Treść zadania A: Wypisz z fragmentu wszystko od słów „To tylko opinia” aż po słowa „słuchaniu dowolnej muzyki.”.

::: Wybrany fragment

Skocz do zawartości

Recommended Posts

Napisano

 

Wierzę, że Twoi znajomi posiadają liczne zalety. Natomiast pogrubiony fragment, to bzdura, która nie świadczy zbyt dobrze o ich osłuchaniu. Weźmy choćby Great American Songbook - morze melodii, z którego jazzmani czerpią do dziś. A przecież na tym wspaniałe kompozycje się nie 

 

Widzisz, na robotniczym Śląsku, panował kiedyś swoisty snobizm.

To tylko opinia moich znajomych dinozaurów, dziś już nieżyjących. Natomiast o ich osłuchaniu wypowiadałbym się ostrożnie, bo trzech z nich miało pod koniec lat osiemdziesiątych po kilka tysięcy płyt analogowych, w tym po kilkaset jazzowych. Więc osłuchani byli, tylko nowości już im nie wchodziły.

Ale ich opinia nie przeszkadzała mi w słuchaniu dowolnej muzyki.

::::::
::: Materiał wejściowy

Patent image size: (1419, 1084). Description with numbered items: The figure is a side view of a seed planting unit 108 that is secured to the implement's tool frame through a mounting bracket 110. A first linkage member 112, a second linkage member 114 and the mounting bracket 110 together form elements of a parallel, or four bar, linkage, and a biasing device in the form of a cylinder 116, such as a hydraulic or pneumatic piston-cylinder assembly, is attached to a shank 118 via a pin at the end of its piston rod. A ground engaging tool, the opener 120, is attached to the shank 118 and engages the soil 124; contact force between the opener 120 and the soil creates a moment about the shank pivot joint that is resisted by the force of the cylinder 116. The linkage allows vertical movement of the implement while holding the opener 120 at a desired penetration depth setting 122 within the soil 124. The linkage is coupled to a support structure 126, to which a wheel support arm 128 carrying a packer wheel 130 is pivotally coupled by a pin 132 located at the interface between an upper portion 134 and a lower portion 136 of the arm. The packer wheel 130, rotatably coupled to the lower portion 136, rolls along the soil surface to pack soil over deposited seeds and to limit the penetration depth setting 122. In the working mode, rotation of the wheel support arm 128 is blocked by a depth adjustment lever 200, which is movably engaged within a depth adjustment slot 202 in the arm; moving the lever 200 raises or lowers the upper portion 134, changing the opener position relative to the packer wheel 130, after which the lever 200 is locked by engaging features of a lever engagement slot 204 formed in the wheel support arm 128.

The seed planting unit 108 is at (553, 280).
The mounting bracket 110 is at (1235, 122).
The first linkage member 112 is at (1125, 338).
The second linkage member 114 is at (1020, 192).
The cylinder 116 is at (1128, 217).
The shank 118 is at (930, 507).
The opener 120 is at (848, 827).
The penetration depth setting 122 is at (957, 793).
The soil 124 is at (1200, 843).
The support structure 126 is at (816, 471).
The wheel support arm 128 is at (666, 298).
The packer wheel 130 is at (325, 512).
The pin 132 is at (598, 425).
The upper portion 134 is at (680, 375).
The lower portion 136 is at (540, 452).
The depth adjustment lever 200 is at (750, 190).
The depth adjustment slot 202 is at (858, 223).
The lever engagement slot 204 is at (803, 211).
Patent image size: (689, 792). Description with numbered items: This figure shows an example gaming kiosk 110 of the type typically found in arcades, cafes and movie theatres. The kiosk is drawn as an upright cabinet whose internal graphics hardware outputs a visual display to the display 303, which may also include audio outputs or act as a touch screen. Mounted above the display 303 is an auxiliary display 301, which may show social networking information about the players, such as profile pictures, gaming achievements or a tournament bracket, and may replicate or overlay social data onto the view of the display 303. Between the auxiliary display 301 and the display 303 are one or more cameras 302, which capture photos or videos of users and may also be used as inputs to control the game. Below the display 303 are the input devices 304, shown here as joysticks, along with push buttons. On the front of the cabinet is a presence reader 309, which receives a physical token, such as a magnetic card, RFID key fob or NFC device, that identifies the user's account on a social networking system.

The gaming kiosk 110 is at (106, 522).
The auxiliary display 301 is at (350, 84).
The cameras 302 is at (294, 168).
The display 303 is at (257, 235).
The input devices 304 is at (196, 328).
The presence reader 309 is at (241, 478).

::::::

Treść zadania B: W wierszach od tego, który zawiera „Patent image size: (689, 792).”, aż do ostatniego wiersza zamień „movie theatres” na „bowling alleys”. Podaj tylko te wiersze, poza tym bez zmian.

Pełna odpowiedź A:
To tylko opinia moich znajomych dinozaurów, dziś już nieżyjących. Natomiast o ich osłuchaniu wypowiadałbym się ostrożnie, bo trzech z nich miało pod koniec lat osiemdziesiątych po kilka tysięcy płyt analogowych, w tym po kilkaset jazzowych. Więc osłuchani byli, tylko nowości już im nie wchodziły.

Ale ich opinia nie przeszkadzała mi w słuchaniu dowolnej muzyki.

Pełna odpowiedź B:
Patent image size: (689, 792). Description with numbered items: This figure shows an example gaming kiosk 110 of the type typically found in arcades, cafes and bowling alleys. The kiosk is drawn as an upright cabinet whose internal graphics hardware outputs a visual display to the display 303, which may also include audio outputs or act as a touch screen. Mounted above the display 303 is an auxiliary display 301, which may show social networking information about the players, such as profile pictures, gaming achievements or a tournament bracket, and may replicate or overlay social data onto the view of the display 303. Between the auxiliary display 301 and the display 303 are one or more cameras 302, which capture photos or videos of users and may also be used as inputs to control the game. Below the display 303 are the input devices 304, shown here as joysticks, along with push buttons. On the front of the cabinet is a presence reader 309, which receives a physical token, such as a magnetic card, RFID key fob or NFC device, that identifies the user's account on a social networking system.

The gaming kiosk 110 is at (106, 522).
The auxiliary display 301 is at (350, 84).
The cameras 302 is at (294, 168).
The display 303 is at (257, 235).
The input devices 304 is at (196, 328).
The presence reader 309 is at (241, 478).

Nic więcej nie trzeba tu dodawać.